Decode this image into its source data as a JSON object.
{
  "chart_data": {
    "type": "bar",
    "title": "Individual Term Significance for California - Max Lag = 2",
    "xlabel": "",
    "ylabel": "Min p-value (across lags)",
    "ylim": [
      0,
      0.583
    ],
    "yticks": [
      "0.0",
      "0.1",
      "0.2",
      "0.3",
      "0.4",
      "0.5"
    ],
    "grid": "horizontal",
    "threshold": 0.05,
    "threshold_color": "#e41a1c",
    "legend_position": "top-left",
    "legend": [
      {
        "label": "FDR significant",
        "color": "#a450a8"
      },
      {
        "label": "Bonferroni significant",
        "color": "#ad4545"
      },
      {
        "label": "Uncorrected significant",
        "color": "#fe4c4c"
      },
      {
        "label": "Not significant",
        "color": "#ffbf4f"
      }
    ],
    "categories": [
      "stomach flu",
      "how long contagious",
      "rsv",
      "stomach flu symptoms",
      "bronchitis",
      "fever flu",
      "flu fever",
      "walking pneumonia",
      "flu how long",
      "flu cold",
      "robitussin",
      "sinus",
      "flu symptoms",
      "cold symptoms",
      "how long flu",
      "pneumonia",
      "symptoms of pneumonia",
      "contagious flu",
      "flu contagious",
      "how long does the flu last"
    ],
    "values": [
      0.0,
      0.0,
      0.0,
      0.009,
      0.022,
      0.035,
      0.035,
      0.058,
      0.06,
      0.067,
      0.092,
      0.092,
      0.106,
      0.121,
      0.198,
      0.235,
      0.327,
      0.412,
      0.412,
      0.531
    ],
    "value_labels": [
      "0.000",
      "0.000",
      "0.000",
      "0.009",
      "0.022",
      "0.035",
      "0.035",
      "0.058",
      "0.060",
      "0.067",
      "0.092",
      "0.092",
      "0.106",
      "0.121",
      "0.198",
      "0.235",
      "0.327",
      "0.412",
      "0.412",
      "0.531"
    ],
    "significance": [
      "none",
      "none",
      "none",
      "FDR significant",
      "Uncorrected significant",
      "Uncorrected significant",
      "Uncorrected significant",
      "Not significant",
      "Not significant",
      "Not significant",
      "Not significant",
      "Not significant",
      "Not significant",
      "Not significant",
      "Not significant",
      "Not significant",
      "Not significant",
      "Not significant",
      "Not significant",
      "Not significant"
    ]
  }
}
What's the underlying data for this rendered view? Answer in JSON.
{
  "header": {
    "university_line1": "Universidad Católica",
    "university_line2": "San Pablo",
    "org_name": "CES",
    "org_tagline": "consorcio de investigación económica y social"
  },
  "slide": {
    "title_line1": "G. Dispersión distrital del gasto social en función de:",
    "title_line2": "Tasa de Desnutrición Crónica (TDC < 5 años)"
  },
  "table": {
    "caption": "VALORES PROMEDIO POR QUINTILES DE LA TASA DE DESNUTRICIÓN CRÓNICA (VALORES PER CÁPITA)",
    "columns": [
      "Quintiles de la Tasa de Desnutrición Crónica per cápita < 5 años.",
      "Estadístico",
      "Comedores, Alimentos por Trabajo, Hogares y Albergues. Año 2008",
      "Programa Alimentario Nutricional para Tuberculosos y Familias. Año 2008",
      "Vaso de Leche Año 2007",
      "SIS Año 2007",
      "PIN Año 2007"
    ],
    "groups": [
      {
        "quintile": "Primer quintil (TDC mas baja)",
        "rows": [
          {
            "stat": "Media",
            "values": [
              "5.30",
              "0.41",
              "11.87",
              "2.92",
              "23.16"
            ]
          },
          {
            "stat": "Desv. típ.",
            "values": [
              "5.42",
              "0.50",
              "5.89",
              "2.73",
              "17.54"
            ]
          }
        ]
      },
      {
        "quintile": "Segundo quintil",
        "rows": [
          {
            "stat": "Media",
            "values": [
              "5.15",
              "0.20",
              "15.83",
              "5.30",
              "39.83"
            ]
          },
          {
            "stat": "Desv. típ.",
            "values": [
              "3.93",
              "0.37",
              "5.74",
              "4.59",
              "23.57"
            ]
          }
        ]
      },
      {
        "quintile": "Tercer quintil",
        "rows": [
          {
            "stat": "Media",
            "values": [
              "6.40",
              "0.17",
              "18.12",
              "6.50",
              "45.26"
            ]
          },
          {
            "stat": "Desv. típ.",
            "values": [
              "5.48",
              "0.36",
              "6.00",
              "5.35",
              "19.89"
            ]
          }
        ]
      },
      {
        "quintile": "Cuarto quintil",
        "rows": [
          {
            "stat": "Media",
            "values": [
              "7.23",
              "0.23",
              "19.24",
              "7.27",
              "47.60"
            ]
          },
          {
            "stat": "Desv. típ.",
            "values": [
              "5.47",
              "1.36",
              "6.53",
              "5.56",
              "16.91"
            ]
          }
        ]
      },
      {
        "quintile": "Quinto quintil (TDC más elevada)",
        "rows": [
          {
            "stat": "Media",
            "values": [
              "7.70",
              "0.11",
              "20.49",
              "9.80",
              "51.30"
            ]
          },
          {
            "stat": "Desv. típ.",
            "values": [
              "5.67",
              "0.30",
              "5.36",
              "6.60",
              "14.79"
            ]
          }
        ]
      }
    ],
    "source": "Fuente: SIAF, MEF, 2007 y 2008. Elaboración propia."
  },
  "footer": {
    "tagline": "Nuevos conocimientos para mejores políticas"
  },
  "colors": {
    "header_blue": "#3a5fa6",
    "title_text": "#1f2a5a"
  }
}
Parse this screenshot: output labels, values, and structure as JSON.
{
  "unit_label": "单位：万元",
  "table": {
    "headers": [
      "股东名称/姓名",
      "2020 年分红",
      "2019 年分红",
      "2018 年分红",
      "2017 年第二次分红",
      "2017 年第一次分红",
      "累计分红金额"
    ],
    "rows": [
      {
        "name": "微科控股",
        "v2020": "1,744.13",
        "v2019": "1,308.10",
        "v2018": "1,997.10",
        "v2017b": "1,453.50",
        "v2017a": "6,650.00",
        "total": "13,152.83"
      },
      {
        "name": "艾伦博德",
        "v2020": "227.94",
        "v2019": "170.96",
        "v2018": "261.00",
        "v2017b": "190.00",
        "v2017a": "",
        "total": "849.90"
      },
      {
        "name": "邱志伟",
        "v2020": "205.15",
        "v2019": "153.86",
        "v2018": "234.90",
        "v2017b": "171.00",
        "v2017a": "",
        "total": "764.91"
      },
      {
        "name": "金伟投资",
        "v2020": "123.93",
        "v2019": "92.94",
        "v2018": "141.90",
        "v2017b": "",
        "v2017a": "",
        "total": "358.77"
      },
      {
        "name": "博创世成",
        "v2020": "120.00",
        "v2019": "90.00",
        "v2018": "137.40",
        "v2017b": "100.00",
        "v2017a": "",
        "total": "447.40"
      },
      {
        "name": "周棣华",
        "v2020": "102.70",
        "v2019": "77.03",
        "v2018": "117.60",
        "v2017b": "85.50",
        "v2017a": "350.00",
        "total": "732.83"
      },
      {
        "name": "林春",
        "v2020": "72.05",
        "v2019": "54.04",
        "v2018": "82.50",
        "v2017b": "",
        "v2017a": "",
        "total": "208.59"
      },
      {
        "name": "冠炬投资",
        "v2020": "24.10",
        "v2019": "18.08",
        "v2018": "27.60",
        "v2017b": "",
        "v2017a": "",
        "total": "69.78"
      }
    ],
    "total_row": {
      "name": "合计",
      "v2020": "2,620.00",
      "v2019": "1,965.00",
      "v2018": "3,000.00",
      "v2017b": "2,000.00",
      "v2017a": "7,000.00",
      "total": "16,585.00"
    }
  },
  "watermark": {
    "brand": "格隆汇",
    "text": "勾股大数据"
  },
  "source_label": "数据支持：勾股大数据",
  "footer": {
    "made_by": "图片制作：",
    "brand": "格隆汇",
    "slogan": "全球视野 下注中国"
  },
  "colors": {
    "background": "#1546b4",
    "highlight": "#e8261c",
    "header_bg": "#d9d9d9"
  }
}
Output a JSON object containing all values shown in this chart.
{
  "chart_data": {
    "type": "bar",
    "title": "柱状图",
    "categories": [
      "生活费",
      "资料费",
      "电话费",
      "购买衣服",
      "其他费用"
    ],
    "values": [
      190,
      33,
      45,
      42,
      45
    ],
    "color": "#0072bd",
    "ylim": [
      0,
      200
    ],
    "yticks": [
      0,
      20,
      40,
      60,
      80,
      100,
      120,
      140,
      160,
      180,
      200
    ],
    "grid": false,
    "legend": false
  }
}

PROBLEM STATEMENT:
Read the entries and pick out all lines that include the word "social".

OUTPUT OF THE EXERCISE:
    "org_tagline": "consorcio de investigación económica y social"
    "title_line1": "G. Dispersión distrital del gasto social en función de:",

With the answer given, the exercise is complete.